Input
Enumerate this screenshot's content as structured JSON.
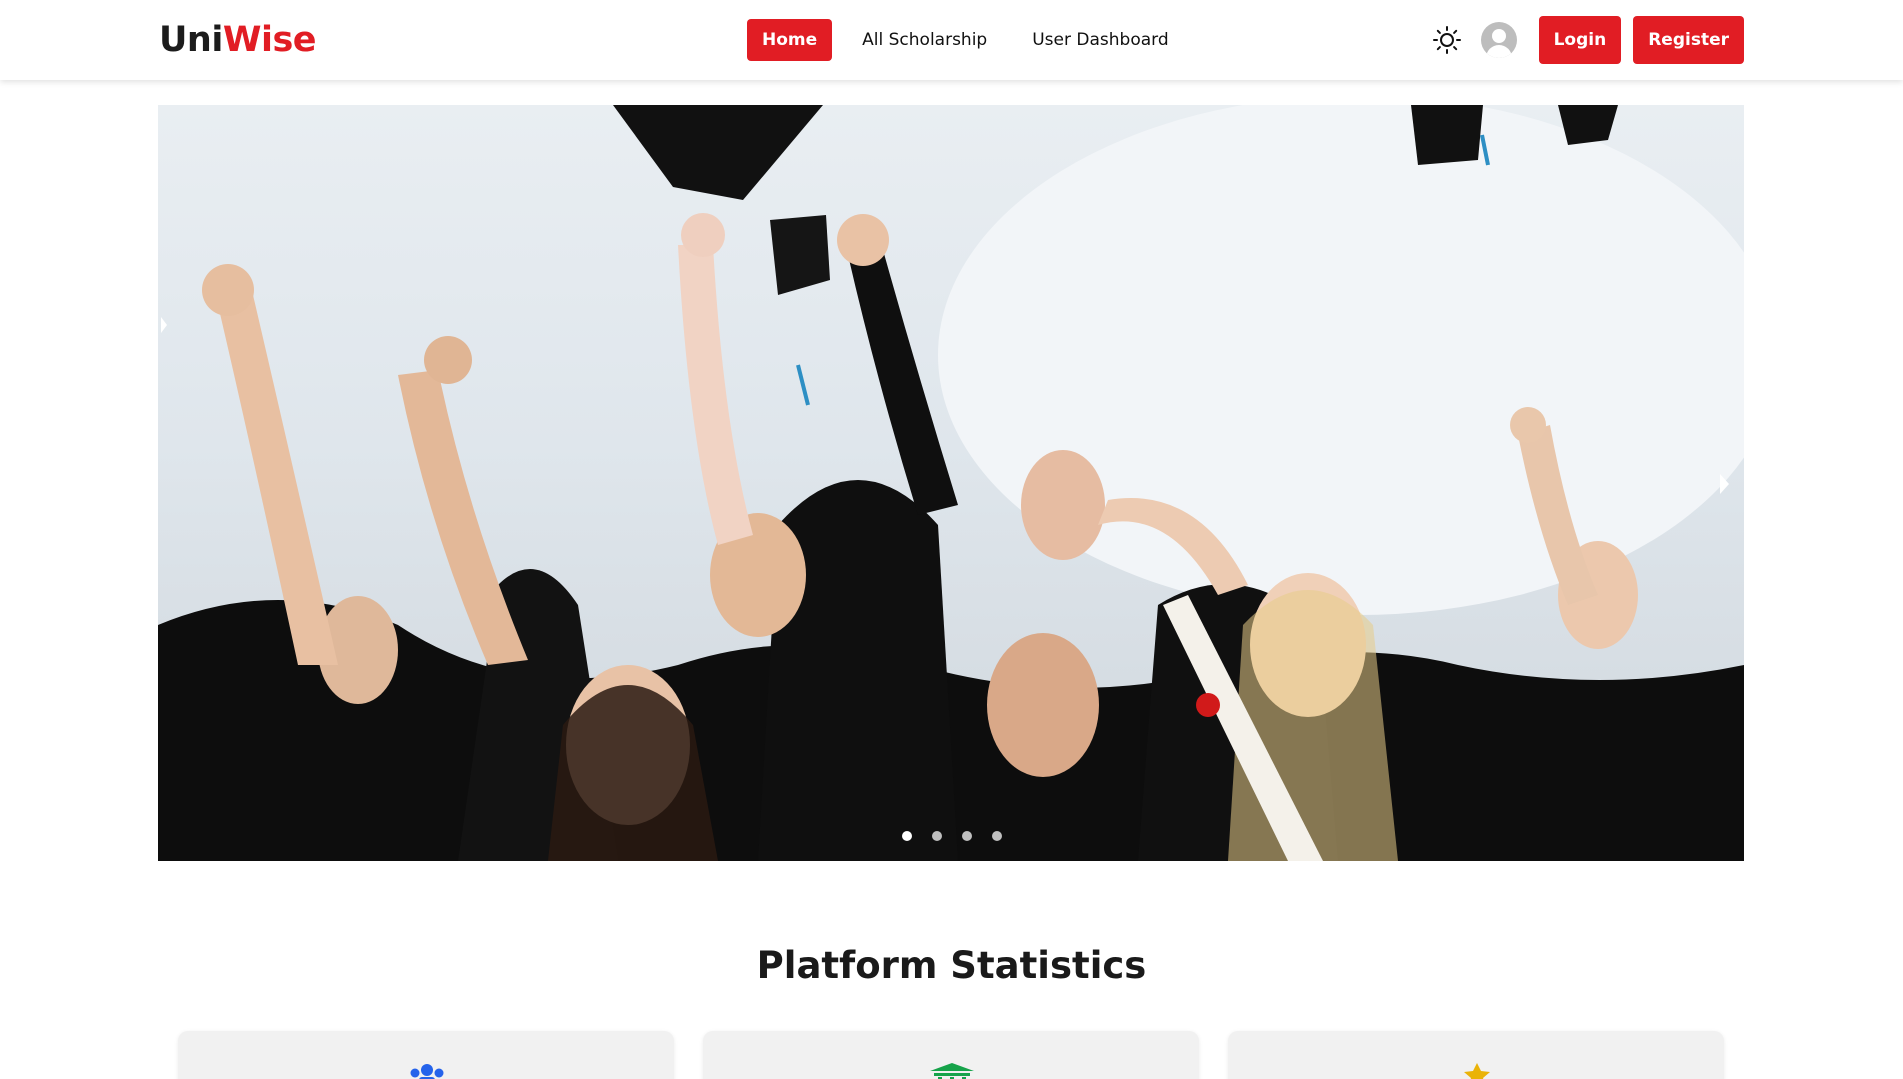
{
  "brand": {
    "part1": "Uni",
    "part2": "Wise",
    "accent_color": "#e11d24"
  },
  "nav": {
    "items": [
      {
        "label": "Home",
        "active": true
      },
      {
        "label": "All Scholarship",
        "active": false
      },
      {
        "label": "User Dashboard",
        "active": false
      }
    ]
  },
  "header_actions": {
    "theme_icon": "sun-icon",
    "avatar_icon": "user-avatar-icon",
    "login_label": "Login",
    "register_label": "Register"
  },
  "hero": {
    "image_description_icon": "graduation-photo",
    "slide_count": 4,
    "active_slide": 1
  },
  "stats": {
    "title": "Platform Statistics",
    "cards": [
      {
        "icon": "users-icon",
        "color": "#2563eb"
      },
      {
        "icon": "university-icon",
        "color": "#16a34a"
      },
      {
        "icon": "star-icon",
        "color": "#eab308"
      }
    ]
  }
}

Stated problem
Write out all the records again, exactly, minus any pictures.

Complete response
Enumerate this screenshot's content as structured JSON.
{
  "brand": {
    "part1": "Uni",
    "part2": "Wise",
    "accent_color": "#e11d24"
  },
  "nav": {
    "items": [
      {
        "label": "Home",
        "active": true
      },
      {
        "label": "All Scholarship",
        "active": false
      },
      {
        "label": "User Dashboard",
        "active": false
      }
    ]
  },
  "header_actions": {
    "theme_icon": "sun-icon",
    "avatar_icon": "user-avatar-icon",
    "login_label": "Login",
    "register_label": "Register"
  },
  "hero": {
    "image_description_icon": "graduation-photo",
    "slide_count": 4,
    "active_slide": 1
  },
  "stats": {
    "title": "Platform Statistics",
    "cards": [
      {
        "icon": "users-icon",
        "color": "#2563eb"
      },
      {
        "icon": "university-icon",
        "color": "#16a34a"
      },
      {
        "icon": "star-icon",
        "color": "#eab308"
      }
    ]
  }
}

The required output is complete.